▶ **What the exercise asks**
Retype the complete listing exactly as it appears.

☆ ☆ ☆

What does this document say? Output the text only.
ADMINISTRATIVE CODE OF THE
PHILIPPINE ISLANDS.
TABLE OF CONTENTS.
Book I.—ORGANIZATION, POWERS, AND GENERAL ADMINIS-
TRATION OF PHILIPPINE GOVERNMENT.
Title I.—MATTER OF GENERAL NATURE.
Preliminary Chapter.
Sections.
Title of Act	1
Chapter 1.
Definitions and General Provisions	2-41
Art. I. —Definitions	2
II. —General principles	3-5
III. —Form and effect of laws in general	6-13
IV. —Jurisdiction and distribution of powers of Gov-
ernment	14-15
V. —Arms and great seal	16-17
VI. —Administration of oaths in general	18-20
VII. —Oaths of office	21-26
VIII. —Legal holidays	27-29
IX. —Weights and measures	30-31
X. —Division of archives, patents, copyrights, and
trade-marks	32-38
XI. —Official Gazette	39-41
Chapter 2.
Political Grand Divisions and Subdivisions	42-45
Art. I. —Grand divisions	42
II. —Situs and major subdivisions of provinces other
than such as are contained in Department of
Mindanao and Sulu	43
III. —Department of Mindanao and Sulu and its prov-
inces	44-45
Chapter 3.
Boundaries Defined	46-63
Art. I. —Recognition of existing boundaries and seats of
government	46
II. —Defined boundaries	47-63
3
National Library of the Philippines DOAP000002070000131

☆ ☆ ☆

▶ **Answer to this exercise**
What does this document say? Output the text only.
ADMINISTRATIVE CODE OF THE
PHILIPPINE ISLANDS.
TABLE OF CONTENTS.
Book I.—ORGANIZATION, POWERS, AND GENERAL ADMINIS-
TRATION OF PHILIPPINE GOVERNMENT.
Title I.—MATTER OF GENERAL NATURE.
Preliminary Chapter.
Sections.
Title of Act	1
Chapter 1.
Definitions and General Provisions	2-41
Art. I. —Definitions	2
II. —General principles	3-5
III. —Form and effect of laws in general	6-13
IV. —Jurisdiction and distribution of powers of Gov-
ernment	14-15
V. —Arms and great seal	16-17
VI. —Administration of oaths in general	18-20
VII. —Oaths of office	21-26
VIII. —Legal holidays	27-29
IX. —Weights and measures	30-31
X. —Division of archives, patents, copyrights, and
trade-marks	32-38
XI. —Official Gazette	39-41
Chapter 2.
Political Grand Divisions and Subdivisions	42-45
Art. I. —Grand divisions	42
II. —Situs and major subdivisions of provinces other
than such as are contained in Department of
Mindanao and Sulu	43
III. —Department of Mindanao and Sulu and its prov-
inces	44-45
Chapter 3.
Boundaries Defined	46-63
Art. I. —Recognition of existing boundaries and seats of
government	46
II. —Defined boundaries	47-63
3
National Library of the Philippines DOAP000002070000131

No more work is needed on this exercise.